── Data ──
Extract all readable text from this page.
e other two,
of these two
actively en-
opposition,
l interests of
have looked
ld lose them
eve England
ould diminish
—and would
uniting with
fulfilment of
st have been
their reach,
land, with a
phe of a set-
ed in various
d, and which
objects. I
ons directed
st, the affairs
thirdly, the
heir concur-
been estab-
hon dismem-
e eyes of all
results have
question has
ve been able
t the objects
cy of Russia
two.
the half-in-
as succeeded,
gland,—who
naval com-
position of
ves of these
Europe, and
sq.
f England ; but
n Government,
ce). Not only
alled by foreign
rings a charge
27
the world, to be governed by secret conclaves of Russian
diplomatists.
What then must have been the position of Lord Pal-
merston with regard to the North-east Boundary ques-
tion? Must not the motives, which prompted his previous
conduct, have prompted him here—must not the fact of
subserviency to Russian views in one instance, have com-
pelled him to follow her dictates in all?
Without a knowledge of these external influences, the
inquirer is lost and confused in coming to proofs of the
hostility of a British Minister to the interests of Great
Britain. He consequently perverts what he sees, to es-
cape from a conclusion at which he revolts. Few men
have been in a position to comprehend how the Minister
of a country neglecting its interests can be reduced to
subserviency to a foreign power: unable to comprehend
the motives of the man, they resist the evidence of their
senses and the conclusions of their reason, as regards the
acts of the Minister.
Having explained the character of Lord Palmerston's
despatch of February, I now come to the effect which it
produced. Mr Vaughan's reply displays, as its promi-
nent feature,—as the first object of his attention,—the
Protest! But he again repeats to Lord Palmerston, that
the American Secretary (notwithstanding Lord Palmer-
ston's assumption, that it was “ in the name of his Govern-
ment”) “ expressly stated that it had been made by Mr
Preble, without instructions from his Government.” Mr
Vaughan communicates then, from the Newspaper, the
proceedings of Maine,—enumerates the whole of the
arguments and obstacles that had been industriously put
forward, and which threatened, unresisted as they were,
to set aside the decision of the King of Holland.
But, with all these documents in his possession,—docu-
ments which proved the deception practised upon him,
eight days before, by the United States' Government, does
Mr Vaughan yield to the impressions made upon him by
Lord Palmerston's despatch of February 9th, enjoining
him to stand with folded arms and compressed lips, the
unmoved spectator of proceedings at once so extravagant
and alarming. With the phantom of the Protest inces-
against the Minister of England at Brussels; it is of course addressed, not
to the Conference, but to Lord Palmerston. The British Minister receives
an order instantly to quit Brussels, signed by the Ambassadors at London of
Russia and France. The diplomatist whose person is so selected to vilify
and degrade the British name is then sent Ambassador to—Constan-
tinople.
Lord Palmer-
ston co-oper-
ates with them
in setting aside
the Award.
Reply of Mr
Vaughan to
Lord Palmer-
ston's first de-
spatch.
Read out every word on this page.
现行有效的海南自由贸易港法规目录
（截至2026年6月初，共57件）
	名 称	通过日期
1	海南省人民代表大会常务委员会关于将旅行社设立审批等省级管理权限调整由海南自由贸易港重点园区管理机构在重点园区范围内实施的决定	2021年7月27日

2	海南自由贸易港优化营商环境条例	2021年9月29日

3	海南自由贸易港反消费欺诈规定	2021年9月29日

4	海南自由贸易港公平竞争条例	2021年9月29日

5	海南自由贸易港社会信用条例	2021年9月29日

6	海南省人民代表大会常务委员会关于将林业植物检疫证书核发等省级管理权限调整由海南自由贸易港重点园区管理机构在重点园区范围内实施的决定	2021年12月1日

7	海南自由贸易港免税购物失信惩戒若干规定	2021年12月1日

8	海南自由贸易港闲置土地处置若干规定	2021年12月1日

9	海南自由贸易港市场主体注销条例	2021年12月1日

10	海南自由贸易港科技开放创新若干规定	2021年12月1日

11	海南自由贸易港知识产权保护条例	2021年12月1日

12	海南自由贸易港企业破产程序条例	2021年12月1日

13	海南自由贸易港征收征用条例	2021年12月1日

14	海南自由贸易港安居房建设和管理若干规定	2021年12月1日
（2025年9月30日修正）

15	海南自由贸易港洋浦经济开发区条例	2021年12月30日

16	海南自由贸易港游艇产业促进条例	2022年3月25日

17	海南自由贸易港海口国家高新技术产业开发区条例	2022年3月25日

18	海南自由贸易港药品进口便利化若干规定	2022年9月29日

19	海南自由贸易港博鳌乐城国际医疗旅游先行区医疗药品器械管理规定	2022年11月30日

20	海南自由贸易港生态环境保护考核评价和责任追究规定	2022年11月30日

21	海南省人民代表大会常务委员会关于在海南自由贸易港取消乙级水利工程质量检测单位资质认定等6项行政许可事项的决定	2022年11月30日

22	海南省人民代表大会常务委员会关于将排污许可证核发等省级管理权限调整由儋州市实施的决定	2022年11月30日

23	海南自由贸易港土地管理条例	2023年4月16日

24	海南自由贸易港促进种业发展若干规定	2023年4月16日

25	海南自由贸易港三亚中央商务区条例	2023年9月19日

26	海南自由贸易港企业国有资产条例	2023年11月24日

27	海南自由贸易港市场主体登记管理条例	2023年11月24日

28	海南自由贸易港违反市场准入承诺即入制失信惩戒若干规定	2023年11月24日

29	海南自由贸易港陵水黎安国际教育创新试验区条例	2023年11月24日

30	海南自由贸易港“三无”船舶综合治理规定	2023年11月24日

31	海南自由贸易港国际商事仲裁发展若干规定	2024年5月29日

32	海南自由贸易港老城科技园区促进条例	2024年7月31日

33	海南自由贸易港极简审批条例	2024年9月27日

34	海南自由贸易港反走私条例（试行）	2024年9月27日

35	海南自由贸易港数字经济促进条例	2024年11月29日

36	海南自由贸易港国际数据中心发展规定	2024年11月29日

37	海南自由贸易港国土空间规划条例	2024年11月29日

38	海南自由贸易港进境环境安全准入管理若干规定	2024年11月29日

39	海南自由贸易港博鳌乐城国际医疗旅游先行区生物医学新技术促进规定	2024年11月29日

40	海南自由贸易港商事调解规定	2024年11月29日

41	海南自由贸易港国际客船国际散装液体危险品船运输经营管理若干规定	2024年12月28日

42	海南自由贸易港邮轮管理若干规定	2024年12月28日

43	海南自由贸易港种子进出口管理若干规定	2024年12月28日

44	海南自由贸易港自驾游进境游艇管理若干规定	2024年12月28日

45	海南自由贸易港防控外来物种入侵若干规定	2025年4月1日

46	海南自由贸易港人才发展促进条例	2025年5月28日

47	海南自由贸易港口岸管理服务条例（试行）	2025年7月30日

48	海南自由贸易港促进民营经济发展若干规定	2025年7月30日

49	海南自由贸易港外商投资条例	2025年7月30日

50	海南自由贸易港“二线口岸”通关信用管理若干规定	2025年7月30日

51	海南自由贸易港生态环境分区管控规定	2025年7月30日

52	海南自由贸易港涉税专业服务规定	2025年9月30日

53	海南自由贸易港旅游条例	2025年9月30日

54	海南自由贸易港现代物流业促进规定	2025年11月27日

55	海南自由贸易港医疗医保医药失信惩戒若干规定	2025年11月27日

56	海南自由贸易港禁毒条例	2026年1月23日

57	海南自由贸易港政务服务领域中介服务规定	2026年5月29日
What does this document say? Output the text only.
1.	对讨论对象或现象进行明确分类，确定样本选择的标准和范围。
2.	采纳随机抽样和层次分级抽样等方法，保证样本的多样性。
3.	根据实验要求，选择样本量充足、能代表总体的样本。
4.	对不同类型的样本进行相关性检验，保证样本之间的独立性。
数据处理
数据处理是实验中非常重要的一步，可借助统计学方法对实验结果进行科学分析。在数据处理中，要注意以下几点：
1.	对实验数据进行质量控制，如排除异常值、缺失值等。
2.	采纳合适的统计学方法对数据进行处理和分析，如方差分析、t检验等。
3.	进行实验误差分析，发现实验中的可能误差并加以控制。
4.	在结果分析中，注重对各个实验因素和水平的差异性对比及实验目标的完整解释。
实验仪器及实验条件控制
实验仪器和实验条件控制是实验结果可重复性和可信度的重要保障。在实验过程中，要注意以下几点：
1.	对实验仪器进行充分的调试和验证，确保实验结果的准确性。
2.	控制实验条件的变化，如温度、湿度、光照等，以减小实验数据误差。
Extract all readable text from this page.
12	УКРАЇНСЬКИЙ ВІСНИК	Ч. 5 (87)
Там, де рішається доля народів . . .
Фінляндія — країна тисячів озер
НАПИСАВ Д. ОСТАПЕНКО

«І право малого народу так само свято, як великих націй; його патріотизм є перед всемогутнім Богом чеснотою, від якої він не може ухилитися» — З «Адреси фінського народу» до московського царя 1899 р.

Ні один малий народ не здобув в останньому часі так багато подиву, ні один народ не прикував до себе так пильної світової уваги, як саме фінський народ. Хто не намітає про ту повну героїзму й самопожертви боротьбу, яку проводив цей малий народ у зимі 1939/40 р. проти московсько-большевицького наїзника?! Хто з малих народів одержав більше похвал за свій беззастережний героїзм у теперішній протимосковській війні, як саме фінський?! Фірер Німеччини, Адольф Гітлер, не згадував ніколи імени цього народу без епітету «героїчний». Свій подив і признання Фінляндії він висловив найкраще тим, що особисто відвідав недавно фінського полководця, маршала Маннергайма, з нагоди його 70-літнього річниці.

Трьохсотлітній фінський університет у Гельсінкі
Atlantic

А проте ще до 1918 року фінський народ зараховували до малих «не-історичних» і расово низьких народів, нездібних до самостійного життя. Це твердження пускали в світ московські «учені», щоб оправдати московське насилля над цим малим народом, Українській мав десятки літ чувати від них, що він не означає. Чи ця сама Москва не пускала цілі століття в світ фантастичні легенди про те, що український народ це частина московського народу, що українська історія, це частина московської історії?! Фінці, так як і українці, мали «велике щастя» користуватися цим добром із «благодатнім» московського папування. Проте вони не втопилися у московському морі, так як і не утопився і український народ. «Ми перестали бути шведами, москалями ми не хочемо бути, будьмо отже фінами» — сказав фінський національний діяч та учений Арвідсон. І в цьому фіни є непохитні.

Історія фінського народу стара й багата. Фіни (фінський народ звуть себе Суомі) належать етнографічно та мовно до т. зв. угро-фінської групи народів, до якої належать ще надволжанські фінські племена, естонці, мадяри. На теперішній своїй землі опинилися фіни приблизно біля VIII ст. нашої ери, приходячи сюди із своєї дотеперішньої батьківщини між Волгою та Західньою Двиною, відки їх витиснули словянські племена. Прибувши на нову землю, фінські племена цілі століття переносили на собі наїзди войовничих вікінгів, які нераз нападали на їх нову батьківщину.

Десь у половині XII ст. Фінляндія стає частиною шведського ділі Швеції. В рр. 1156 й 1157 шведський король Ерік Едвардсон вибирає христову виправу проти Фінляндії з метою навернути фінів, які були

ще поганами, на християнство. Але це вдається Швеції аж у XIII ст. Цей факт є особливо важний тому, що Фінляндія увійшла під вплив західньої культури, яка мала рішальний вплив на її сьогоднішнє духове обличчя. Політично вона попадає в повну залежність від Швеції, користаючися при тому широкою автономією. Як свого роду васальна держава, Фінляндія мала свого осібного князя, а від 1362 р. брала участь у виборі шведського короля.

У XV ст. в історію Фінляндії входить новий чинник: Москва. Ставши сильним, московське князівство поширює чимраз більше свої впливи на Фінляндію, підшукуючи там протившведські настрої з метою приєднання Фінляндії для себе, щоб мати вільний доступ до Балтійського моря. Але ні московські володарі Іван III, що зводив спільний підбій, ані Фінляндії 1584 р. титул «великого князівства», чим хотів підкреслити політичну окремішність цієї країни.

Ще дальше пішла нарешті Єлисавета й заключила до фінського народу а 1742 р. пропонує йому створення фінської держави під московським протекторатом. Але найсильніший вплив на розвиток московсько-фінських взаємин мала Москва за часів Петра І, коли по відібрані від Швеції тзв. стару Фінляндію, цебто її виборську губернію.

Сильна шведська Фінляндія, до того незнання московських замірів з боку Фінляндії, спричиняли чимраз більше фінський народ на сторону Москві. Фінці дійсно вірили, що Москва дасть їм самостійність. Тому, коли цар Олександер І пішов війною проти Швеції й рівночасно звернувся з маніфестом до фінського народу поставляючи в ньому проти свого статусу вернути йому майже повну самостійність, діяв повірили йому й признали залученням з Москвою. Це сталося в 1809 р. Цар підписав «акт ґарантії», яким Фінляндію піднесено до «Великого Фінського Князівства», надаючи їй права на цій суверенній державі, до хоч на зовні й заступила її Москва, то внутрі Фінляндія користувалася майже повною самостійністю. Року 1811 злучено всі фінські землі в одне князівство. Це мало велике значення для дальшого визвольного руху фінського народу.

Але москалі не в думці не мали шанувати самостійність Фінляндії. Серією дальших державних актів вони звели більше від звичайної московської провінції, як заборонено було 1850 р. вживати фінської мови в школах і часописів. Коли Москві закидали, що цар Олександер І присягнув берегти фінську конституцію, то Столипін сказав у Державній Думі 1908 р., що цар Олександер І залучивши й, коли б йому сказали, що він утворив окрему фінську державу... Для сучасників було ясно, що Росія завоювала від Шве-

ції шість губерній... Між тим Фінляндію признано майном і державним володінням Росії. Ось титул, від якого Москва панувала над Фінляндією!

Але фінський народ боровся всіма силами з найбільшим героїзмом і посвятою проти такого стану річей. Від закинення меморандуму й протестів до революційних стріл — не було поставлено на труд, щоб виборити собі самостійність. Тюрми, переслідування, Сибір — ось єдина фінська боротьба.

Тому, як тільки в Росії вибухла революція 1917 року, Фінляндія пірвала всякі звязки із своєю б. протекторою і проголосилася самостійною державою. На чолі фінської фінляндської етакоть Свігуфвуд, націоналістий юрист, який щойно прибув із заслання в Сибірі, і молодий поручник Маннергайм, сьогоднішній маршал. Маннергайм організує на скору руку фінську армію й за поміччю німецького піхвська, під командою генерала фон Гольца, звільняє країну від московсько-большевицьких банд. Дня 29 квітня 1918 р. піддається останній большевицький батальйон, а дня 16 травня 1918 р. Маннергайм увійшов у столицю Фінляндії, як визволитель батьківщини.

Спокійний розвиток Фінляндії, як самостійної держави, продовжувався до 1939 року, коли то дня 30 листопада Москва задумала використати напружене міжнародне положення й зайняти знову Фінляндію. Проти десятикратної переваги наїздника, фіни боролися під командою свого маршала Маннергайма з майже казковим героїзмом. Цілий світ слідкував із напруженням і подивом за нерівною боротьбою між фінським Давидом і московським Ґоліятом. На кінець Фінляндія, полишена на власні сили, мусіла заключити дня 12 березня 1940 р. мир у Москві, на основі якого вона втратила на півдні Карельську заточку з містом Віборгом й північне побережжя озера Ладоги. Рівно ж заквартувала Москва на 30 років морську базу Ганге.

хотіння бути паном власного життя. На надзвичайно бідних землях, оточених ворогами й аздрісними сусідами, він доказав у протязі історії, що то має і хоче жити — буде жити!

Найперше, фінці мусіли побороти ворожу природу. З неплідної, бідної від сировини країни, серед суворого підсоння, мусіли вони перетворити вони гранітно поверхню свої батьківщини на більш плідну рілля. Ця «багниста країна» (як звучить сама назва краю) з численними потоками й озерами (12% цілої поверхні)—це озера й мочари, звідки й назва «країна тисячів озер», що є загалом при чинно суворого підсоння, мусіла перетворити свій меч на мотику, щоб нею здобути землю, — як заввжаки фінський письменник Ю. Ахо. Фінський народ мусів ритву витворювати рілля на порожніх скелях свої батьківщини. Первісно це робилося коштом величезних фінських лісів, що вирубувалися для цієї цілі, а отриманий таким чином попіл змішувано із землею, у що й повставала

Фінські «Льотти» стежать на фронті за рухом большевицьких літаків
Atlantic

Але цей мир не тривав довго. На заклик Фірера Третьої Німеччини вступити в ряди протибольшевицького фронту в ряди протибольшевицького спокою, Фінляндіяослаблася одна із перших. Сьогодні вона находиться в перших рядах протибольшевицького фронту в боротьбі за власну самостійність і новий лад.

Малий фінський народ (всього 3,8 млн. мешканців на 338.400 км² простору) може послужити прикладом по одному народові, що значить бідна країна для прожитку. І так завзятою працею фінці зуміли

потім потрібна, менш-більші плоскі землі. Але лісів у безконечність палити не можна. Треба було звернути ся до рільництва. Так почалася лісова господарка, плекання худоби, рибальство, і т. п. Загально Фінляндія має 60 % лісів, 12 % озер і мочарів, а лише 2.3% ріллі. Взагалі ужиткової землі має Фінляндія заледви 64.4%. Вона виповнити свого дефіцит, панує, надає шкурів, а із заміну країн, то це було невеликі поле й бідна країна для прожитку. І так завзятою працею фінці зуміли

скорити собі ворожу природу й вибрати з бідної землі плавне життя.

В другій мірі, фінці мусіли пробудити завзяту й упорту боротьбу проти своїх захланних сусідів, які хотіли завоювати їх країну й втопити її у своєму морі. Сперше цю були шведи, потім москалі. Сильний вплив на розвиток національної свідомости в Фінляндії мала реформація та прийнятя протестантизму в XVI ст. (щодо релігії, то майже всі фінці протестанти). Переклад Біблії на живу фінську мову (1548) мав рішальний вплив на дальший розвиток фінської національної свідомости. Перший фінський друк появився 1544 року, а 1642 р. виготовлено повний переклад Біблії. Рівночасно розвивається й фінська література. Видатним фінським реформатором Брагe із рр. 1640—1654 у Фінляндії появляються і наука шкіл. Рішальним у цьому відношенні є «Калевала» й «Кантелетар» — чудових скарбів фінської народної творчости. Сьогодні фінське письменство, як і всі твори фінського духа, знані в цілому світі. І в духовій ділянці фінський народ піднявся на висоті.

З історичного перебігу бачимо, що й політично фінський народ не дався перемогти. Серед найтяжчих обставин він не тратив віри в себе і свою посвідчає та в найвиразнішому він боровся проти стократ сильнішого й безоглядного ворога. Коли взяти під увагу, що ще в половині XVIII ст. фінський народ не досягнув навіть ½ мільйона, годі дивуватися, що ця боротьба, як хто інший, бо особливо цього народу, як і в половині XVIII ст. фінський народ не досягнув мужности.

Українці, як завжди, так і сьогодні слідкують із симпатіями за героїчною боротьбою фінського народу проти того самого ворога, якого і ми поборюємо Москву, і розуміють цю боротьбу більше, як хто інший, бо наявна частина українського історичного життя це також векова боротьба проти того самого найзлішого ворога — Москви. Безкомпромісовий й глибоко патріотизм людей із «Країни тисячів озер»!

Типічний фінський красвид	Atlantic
───
» **Task objective**
Find the lines holding "interests" and list every one.

» **In response**
l interests of
hostility of a British Minister to the interests of Great
of a country neglecting its interests can be reduced to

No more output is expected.